## Requirements
Reproduce the listing below word for word, with no pictures.

## Task input
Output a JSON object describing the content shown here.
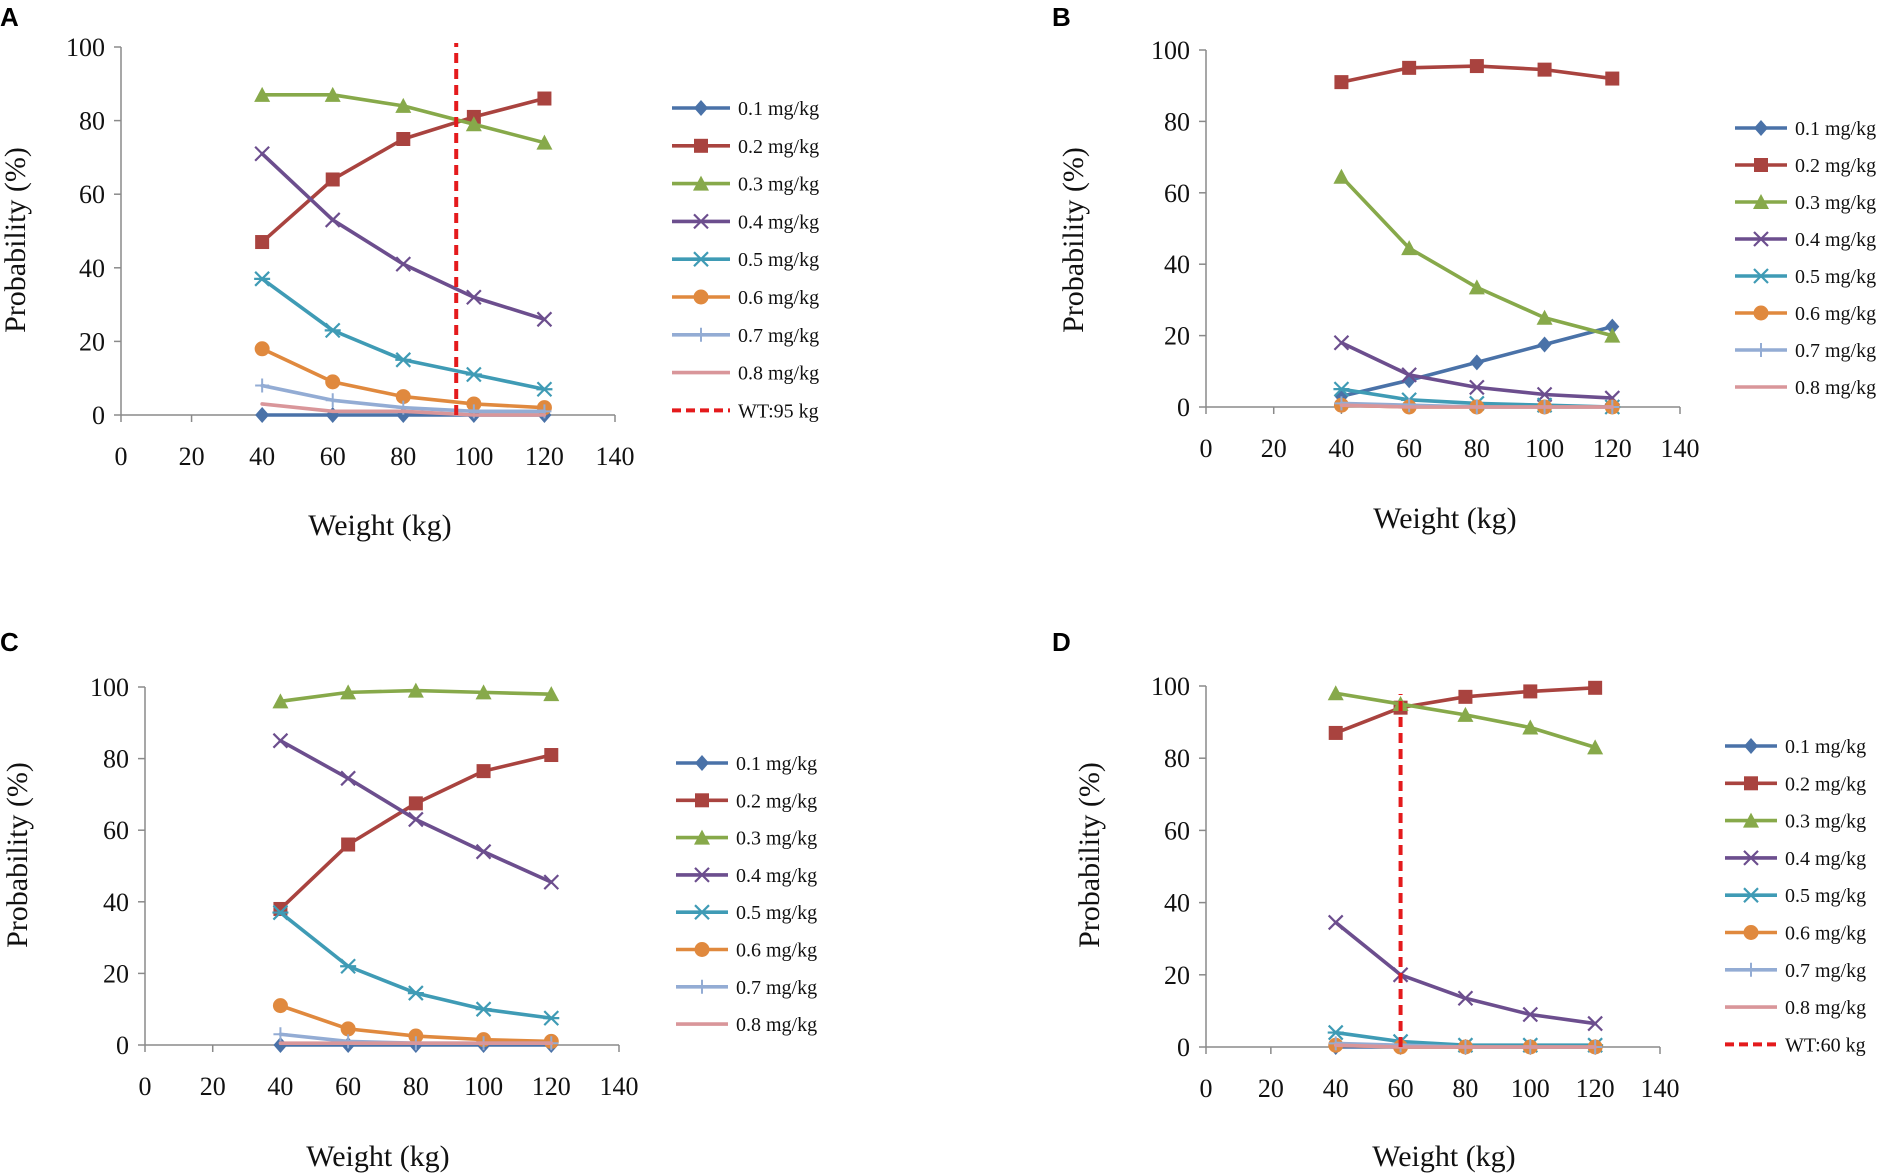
{
  "colors": {
    "0.1 mg/kg": "#4A72A8",
    "0.2 mg/kg": "#A9433F",
    "0.3 mg/kg": "#87A94A",
    "0.4 mg/kg": "#6C4E8E",
    "0.5 mg/kg": "#3F9BB5",
    "0.6 mg/kg": "#E0893E",
    "0.7 mg/kg": "#93ACD4",
    "0.8 mg/kg": "#D9969A",
    "wt_line": "#E41A1C"
  },
  "markers": {
    "0.1 mg/kg": "diamond",
    "0.2 mg/kg": "square",
    "0.3 mg/kg": "triangle",
    "0.4 mg/kg": "x",
    "0.5 mg/kg": "asterisk",
    "0.6 mg/kg": "circle",
    "0.7 mg/kg": "plus",
    "0.8 mg/kg": "none"
  },
  "chart_data": [
    {
      "panel": "A",
      "type": "line",
      "xlabel": "Weight (kg)",
      "ylabel": "Probability (%)",
      "xlim": [
        0,
        140
      ],
      "ylim": [
        0,
        100
      ],
      "xticks": [
        0,
        20,
        40,
        60,
        80,
        100,
        120,
        140
      ],
      "yticks": [
        0,
        20,
        40,
        60,
        80,
        100
      ],
      "x": [
        40,
        60,
        80,
        100,
        120
      ],
      "series": [
        {
          "name": "0.1 mg/kg",
          "values": [
            0,
            0,
            0,
            0,
            0
          ]
        },
        {
          "name": "0.2 mg/kg",
          "values": [
            47,
            64,
            75,
            81,
            86
          ]
        },
        {
          "name": "0.3 mg/kg",
          "values": [
            87,
            87,
            84,
            79,
            74
          ]
        },
        {
          "name": "0.4 mg/kg",
          "values": [
            71,
            53,
            41,
            32,
            26
          ]
        },
        {
          "name": "0.5 mg/kg",
          "values": [
            37,
            23,
            15,
            11,
            7
          ]
        },
        {
          "name": "0.6 mg/kg",
          "values": [
            18,
            9,
            5,
            3,
            2
          ]
        },
        {
          "name": "0.7 mg/kg",
          "values": [
            8,
            4,
            2,
            1,
            1
          ]
        },
        {
          "name": "0.8 mg/kg",
          "values": [
            3,
            1,
            1,
            0,
            0
          ]
        }
      ],
      "vline": {
        "x": 95,
        "label": "WT:95 kg"
      }
    },
    {
      "panel": "B",
      "type": "line",
      "xlabel": "Weight (kg)",
      "ylabel": "Probability (%)",
      "xlim": [
        0,
        140
      ],
      "ylim": [
        0,
        100
      ],
      "xticks": [
        0,
        20,
        40,
        60,
        80,
        100,
        120,
        140
      ],
      "yticks": [
        0,
        20,
        40,
        60,
        80,
        100
      ],
      "x": [
        40,
        60,
        80,
        100,
        120
      ],
      "series": [
        {
          "name": "0.1 mg/kg",
          "values": [
            3,
            7.5,
            12.5,
            17.5,
            22.5
          ]
        },
        {
          "name": "0.2 mg/kg",
          "values": [
            91,
            95,
            95.5,
            94.5,
            92
          ]
        },
        {
          "name": "0.3 mg/kg",
          "values": [
            64.5,
            44.5,
            33.5,
            25,
            20
          ]
        },
        {
          "name": "0.4 mg/kg",
          "values": [
            18,
            9,
            5.5,
            3.5,
            2.5
          ]
        },
        {
          "name": "0.5 mg/kg",
          "values": [
            5,
            2,
            1,
            0.5,
            0
          ]
        },
        {
          "name": "0.6 mg/kg",
          "values": [
            0.5,
            0,
            0,
            0,
            0
          ]
        },
        {
          "name": "0.7 mg/kg",
          "values": [
            1,
            0.5,
            0,
            0,
            0
          ]
        },
        {
          "name": "0.8 mg/kg",
          "values": [
            0.5,
            0,
            0,
            0,
            0
          ]
        }
      ],
      "vline": null
    },
    {
      "panel": "C",
      "type": "line",
      "xlabel": "Weight (kg)",
      "ylabel": "Probability (%)",
      "xlim": [
        0,
        140
      ],
      "ylim": [
        0,
        100
      ],
      "xticks": [
        0,
        20,
        40,
        60,
        80,
        100,
        120,
        140
      ],
      "yticks": [
        0,
        20,
        40,
        60,
        80,
        100
      ],
      "x": [
        40,
        60,
        80,
        100,
        120
      ],
      "series": [
        {
          "name": "0.1 mg/kg",
          "values": [
            0,
            0,
            0,
            0,
            0
          ]
        },
        {
          "name": "0.2 mg/kg",
          "values": [
            38,
            56,
            67.5,
            76.5,
            81
          ]
        },
        {
          "name": "0.3 mg/kg",
          "values": [
            96,
            98.5,
            99,
            98.5,
            98
          ]
        },
        {
          "name": "0.4 mg/kg",
          "values": [
            85,
            74.5,
            63,
            54,
            45.5
          ]
        },
        {
          "name": "0.5 mg/kg",
          "values": [
            37,
            22,
            14.5,
            10,
            7.5
          ]
        },
        {
          "name": "0.6 mg/kg",
          "values": [
            11,
            4.5,
            2.5,
            1.5,
            1
          ]
        },
        {
          "name": "0.7 mg/kg",
          "values": [
            3,
            1,
            0.5,
            0.5,
            0.5
          ]
        },
        {
          "name": "0.8 mg/kg",
          "values": [
            0.5,
            0.5,
            0.5,
            0.5,
            0.5
          ]
        }
      ],
      "vline": null
    },
    {
      "panel": "D",
      "type": "line",
      "xlabel": "Weight (kg)",
      "ylabel": "Probability (%)",
      "xlim": [
        0,
        140
      ],
      "ylim": [
        0,
        100
      ],
      "xticks": [
        0,
        20,
        40,
        60,
        80,
        100,
        120,
        140
      ],
      "yticks": [
        0,
        20,
        40,
        60,
        80,
        100
      ],
      "x": [
        40,
        60,
        80,
        100,
        120
      ],
      "series": [
        {
          "name": "0.1 mg/kg",
          "values": [
            0,
            0,
            0,
            0,
            0
          ]
        },
        {
          "name": "0.2 mg/kg",
          "values": [
            87,
            94,
            97,
            98.5,
            99.5
          ]
        },
        {
          "name": "0.3 mg/kg",
          "values": [
            98,
            95,
            92,
            88.5,
            83
          ]
        },
        {
          "name": "0.4 mg/kg",
          "values": [
            34.5,
            20,
            13.5,
            9,
            6.5
          ]
        },
        {
          "name": "0.5 mg/kg",
          "values": [
            4,
            1.5,
            0.5,
            0.5,
            0.5
          ]
        },
        {
          "name": "0.6 mg/kg",
          "values": [
            0.5,
            0,
            0,
            0,
            0
          ]
        },
        {
          "name": "0.7 mg/kg",
          "values": [
            1,
            0.5,
            0,
            0,
            0
          ]
        },
        {
          "name": "0.8 mg/kg",
          "values": [
            0.5,
            0,
            0,
            0,
            0
          ]
        }
      ],
      "vline": {
        "x": 60,
        "label": "WT:60 kg"
      }
    }
  ]
}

## Solution to the exercise
Output a JSON object describing the content shown here.
{
  "colors": {
    "0.1 mg/kg": "#4A72A8",
    "0.2 mg/kg": "#A9433F",
    "0.3 mg/kg": "#87A94A",
    "0.4 mg/kg": "#6C4E8E",
    "0.5 mg/kg": "#3F9BB5",
    "0.6 mg/kg": "#E0893E",
    "0.7 mg/kg": "#93ACD4",
    "0.8 mg/kg": "#D9969A",
    "wt_line": "#E41A1C"
  },
  "markers": {
    "0.1 mg/kg": "diamond",
    "0.2 mg/kg": "square",
    "0.3 mg/kg": "triangle",
    "0.4 mg/kg": "x",
    "0.5 mg/kg": "asterisk",
    "0.6 mg/kg": "circle",
    "0.7 mg/kg": "plus",
    "0.8 mg/kg": "none"
  },
  "chart_data": [
    {
      "panel": "A",
      "type": "line",
      "xlabel": "Weight (kg)",
      "ylabel": "Probability (%)",
      "xlim": [
        0,
        140
      ],
      "ylim": [
        0,
        100
      ],
      "xticks": [
        0,
        20,
        40,
        60,
        80,
        100,
        120,
        140
      ],
      "yticks": [
        0,
        20,
        40,
        60,
        80,
        100
      ],
      "x": [
        40,
        60,
        80,
        100,
        120
      ],
      "series": [
        {
          "name": "0.1 mg/kg",
          "values": [
            0,
            0,
            0,
            0,
            0
          ]
        },
        {
          "name": "0.2 mg/kg",
          "values": [
            47,
            64,
            75,
            81,
            86
          ]
        },
        {
          "name": "0.3 mg/kg",
          "values": [
            87,
            87,
            84,
            79,
            74
          ]
        },
        {
          "name": "0.4 mg/kg",
          "values": [
            71,
            53,
            41,
            32,
            26
          ]
        },
        {
          "name": "0.5 mg/kg",
          "values": [
            37,
            23,
            15,
            11,
            7
          ]
        },
        {
          "name": "0.6 mg/kg",
          "values": [
            18,
            9,
            5,
            3,
            2
          ]
        },
        {
          "name": "0.7 mg/kg",
          "values": [
            8,
            4,
            2,
            1,
            1
          ]
        },
        {
          "name": "0.8 mg/kg",
          "values": [
            3,
            1,
            1,
            0,
            0
          ]
        }
      ],
      "vline": {
        "x": 95,
        "label": "WT:95 kg"
      }
    },
    {
      "panel": "B",
      "type": "line",
      "xlabel": "Weight (kg)",
      "ylabel": "Probability (%)",
      "xlim": [
        0,
        140
      ],
      "ylim": [
        0,
        100
      ],
      "xticks": [
        0,
        20,
        40,
        60,
        80,
        100,
        120,
        140
      ],
      "yticks": [
        0,
        20,
        40,
        60,
        80,
        100
      ],
      "x": [
        40,
        60,
        80,
        100,
        120
      ],
      "series": [
        {
          "name": "0.1 mg/kg",
          "values": [
            3,
            7.5,
            12.5,
            17.5,
            22.5
          ]
        },
        {
          "name": "0.2 mg/kg",
          "values": [
            91,
            95,
            95.5,
            94.5,
            92
          ]
        },
        {
          "name": "0.3 mg/kg",
          "values": [
            64.5,
            44.5,
            33.5,
            25,
            20
          ]
        },
        {
          "name": "0.4 mg/kg",
          "values": [
            18,
            9,
            5.5,
            3.5,
            2.5
          ]
        },
        {
          "name": "0.5 mg/kg",
          "values": [
            5,
            2,
            1,
            0.5,
            0
          ]
        },
        {
          "name": "0.6 mg/kg",
          "values": [
            0.5,
            0,
            0,
            0,
            0
          ]
        },
        {
          "name": "0.7 mg/kg",
          "values": [
            1,
            0.5,
            0,
            0,
            0
          ]
        },
        {
          "name": "0.8 mg/kg",
          "values": [
            0.5,
            0,
            0,
            0,
            0
          ]
        }
      ],
      "vline": null
    },
    {
      "panel": "C",
      "type": "line",
      "xlabel": "Weight (kg)",
      "ylabel": "Probability (%)",
      "xlim": [
        0,
        140
      ],
      "ylim": [
        0,
        100
      ],
      "xticks": [
        0,
        20,
        40,
        60,
        80,
        100,
        120,
        140
      ],
      "yticks": [
        0,
        20,
        40,
        60,
        80,
        100
      ],
      "x": [
        40,
        60,
        80,
        100,
        120
      ],
      "series": [
        {
          "name": "0.1 mg/kg",
          "values": [
            0,
            0,
            0,
            0,
            0
          ]
        },
        {
          "name": "0.2 mg/kg",
          "values": [
            38,
            56,
            67.5,
            76.5,
            81
          ]
        },
        {
          "name": "0.3 mg/kg",
          "values": [
            96,
            98.5,
            99,
            98.5,
            98
          ]
        },
        {
          "name": "0.4 mg/kg",
          "values": [
            85,
            74.5,
            63,
            54,
            45.5
          ]
        },
        {
          "name": "0.5 mg/kg",
          "values": [
            37,
            22,
            14.5,
            10,
            7.5
          ]
        },
        {
          "name": "0.6 mg/kg",
          "values": [
            11,
            4.5,
            2.5,
            1.5,
            1
          ]
        },
        {
          "name": "0.7 mg/kg",
          "values": [
            3,
            1,
            0.5,
            0.5,
            0.5
          ]
        },
        {
          "name": "0.8 mg/kg",
          "values": [
            0.5,
            0.5,
            0.5,
            0.5,
            0.5
          ]
        }
      ],
      "vline": null
    },
    {
      "panel": "D",
      "type": "line",
      "xlabel": "Weight (kg)",
      "ylabel": "Probability (%)",
      "xlim": [
        0,
        140
      ],
      "ylim": [
        0,
        100
      ],
      "xticks": [
        0,
        20,
        40,
        60,
        80,
        100,
        120,
        140
      ],
      "yticks": [
        0,
        20,
        40,
        60,
        80,
        100
      ],
      "x": [
        40,
        60,
        80,
        100,
        120
      ],
      "series": [
        {
          "name": "0.1 mg/kg",
          "values": [
            0,
            0,
            0,
            0,
            0
          ]
        },
        {
          "name": "0.2 mg/kg",
          "values": [
            87,
            94,
            97,
            98.5,
            99.5
          ]
        },
        {
          "name": "0.3 mg/kg",
          "values": [
            98,
            95,
            92,
            88.5,
            83
          ]
        },
        {
          "name": "0.4 mg/kg",
          "values": [
            34.5,
            20,
            13.5,
            9,
            6.5
          ]
        },
        {
          "name": "0.5 mg/kg",
          "values": [
            4,
            1.5,
            0.5,
            0.5,
            0.5
          ]
        },
        {
          "name": "0.6 mg/kg",
          "values": [
            0.5,
            0,
            0,
            0,
            0
          ]
        },
        {
          "name": "0.7 mg/kg",
          "values": [
            1,
            0.5,
            0,
            0,
            0
          ]
        },
        {
          "name": "0.8 mg/kg",
          "values": [
            0.5,
            0,
            0,
            0,
            0
          ]
        }
      ],
      "vline": {
        "x": 60,
        "label": "WT:60 kg"
      }
    }
  ]
}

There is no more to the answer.